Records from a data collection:
------

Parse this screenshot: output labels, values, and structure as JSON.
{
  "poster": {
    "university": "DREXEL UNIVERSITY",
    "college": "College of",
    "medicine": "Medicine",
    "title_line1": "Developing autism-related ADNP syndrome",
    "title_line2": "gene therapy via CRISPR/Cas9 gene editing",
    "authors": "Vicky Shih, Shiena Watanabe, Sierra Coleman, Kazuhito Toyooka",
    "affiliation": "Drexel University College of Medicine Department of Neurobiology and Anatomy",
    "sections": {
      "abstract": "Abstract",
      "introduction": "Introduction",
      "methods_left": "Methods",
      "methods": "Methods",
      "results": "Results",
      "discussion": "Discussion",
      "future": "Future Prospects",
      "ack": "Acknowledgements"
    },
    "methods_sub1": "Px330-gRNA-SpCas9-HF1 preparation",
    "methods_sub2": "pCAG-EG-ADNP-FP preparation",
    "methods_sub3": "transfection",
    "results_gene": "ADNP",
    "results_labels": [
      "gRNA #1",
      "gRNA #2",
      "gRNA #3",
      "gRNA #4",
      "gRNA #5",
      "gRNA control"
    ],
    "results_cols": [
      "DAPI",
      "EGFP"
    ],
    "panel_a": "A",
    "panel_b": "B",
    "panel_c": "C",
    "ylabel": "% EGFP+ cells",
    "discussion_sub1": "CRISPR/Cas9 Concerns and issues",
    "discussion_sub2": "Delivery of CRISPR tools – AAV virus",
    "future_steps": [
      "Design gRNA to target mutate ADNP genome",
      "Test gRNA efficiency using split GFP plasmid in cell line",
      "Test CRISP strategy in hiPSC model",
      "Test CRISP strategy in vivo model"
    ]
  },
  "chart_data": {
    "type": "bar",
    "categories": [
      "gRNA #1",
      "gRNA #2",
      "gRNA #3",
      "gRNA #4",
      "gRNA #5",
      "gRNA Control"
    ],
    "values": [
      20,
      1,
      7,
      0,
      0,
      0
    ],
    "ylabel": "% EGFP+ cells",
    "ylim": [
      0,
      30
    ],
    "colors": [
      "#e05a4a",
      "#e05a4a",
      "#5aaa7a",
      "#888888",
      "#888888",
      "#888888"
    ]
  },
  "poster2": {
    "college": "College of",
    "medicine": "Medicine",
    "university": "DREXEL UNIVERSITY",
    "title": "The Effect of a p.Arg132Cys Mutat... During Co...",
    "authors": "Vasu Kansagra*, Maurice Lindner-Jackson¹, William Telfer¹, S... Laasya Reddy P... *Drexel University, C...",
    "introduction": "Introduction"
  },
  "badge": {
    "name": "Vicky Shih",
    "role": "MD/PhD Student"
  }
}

------

(Your objective): Return each line of the data where the word "values" appears.

(Response to this task):
Parse this screenshot: output labels, values, and structure as JSON.
    "values": [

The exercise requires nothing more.